* [What to produce]:
Your task is to reproduce the entries below word for word.

= = = =

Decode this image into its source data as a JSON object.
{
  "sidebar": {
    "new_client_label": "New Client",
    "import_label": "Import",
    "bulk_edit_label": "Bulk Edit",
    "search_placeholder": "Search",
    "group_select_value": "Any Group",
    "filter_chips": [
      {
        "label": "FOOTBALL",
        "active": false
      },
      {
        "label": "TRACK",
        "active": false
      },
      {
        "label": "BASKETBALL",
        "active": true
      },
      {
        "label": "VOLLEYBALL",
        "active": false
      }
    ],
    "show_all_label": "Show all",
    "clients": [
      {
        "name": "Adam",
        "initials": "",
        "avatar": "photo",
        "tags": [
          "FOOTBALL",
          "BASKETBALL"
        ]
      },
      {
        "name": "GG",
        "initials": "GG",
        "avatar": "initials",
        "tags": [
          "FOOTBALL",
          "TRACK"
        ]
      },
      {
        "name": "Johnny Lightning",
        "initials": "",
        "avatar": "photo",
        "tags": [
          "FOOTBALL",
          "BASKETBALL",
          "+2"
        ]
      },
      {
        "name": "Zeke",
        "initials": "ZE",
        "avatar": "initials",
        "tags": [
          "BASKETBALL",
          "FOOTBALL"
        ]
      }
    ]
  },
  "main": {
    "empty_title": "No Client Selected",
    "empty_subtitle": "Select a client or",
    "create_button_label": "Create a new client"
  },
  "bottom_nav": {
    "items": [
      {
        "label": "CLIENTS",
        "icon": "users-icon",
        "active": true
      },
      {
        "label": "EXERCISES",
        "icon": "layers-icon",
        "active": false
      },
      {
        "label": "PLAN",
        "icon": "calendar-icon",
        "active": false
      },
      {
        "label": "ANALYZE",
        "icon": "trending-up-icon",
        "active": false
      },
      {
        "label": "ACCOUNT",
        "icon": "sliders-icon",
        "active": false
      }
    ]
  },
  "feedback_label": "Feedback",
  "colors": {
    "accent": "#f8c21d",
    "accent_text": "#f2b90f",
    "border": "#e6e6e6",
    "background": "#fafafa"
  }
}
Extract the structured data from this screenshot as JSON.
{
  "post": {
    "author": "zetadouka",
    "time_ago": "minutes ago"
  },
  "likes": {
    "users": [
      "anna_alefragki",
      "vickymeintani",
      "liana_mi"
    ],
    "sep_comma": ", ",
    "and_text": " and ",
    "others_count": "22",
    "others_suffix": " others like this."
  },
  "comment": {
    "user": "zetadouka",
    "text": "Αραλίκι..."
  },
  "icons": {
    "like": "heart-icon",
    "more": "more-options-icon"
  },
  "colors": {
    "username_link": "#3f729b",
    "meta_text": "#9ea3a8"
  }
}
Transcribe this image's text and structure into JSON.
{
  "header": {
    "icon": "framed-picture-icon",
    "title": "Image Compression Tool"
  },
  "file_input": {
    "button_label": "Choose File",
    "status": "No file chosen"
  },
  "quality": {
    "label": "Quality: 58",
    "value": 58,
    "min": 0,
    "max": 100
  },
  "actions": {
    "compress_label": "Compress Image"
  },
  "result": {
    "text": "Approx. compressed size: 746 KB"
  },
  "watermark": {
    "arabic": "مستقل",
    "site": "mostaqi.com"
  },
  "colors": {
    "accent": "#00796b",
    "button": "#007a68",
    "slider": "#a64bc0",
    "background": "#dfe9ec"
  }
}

= = = =

* [Response below]:
Decode this image into its source data as a JSON object.
{
  "sidebar": {
    "new_client_label": "New Client",
    "import_label": "Import",
    "bulk_edit_label": "Bulk Edit",
    "search_placeholder": "Search",
    "group_select_value": "Any Group",
    "filter_chips": [
      {
        "label": "FOOTBALL",
        "active": false
      },
      {
        "label": "TRACK",
        "active": false
      },
      {
        "label": "BASKETBALL",
        "active": true
      },
      {
        "label": "VOLLEYBALL",
        "active": false
      }
    ],
    "show_all_label": "Show all",
    "clients": [
      {
        "name": "Adam",
        "initials": "",
        "avatar": "photo",
        "tags": [
          "FOOTBALL",
          "BASKETBALL"
        ]
      },
      {
        "name": "GG",
        "initials": "GG",
        "avatar": "initials",
        "tags": [
          "FOOTBALL",
          "TRACK"
        ]
      },
      {
        "name": "Johnny Lightning",
        "initials": "",
        "avatar": "photo",
        "tags": [
          "FOOTBALL",
          "BASKETBALL",
          "+2"
        ]
      },
      {
        "name": "Zeke",
        "initials": "ZE",
        "avatar": "initials",
        "tags": [
          "BASKETBALL",
          "FOOTBALL"
        ]
      }
    ]
  },
  "main": {
    "empty_title": "No Client Selected",
    "empty_subtitle": "Select a client or",
    "create_button_label": "Create a new client"
  },
  "bottom_nav": {
    "items": [
      {
        "label": "CLIENTS",
        "icon": "users-icon",
        "active": true
      },
      {
        "label": "EXERCISES",
        "icon": "layers-icon",
        "active": false
      },
      {
        "label": "PLAN",
        "icon": "calendar-icon",
        "active": false
      },
      {
        "label": "ANALYZE",
        "icon": "trending-up-icon",
        "active": false
      },
      {
        "label": "ACCOUNT",
        "icon": "sliders-icon",
        "active": false
      }
    ]
  },
  "feedback_label": "Feedback",
  "colors": {
    "accent": "#f8c21d",
    "accent_text": "#f2b90f",
    "border": "#e6e6e6",
    "background": "#fafafa"
  }
}
Extract the structured data from this screenshot as JSON.
{
  "post": {
    "author": "zetadouka",
    "time_ago": "minutes ago"
  },
  "likes": {
    "users": [
      "anna_alefragki",
      "vickymeintani",
      "liana_mi"
    ],
    "sep_comma": ", ",
    "and_text": " and ",
    "others_count": "22",
    "others_suffix": " others like this."
  },
  "comment": {
    "user": "zetadouka",
    "text": "Αραλίκι..."
  },
  "icons": {
    "like": "heart-icon",
    "more": "more-options-icon"
  },
  "colors": {
    "username_link": "#3f729b",
    "meta_text": "#9ea3a8"
  }
}
Transcribe this image's text and structure into JSON.
{
  "header": {
    "icon": "framed-picture-icon",
    "title": "Image Compression Tool"
  },
  "file_input": {
    "button_label": "Choose File",
    "status": "No file chosen"
  },
  "quality": {
    "label": "Quality: 58",
    "value": 58,
    "min": 0,
    "max": 100
  },
  "actions": {
    "compress_label": "Compress Image"
  },
  "result": {
    "text": "Approx. compressed size: 746 KB"
  },
  "watermark": {
    "arabic": "مستقل",
    "site": "mostaqi.com"
  },
  "colors": {
    "accent": "#00796b",
    "button": "#007a68",
    "slider": "#a64bc0",
    "background": "#dfe9ec"
  }
}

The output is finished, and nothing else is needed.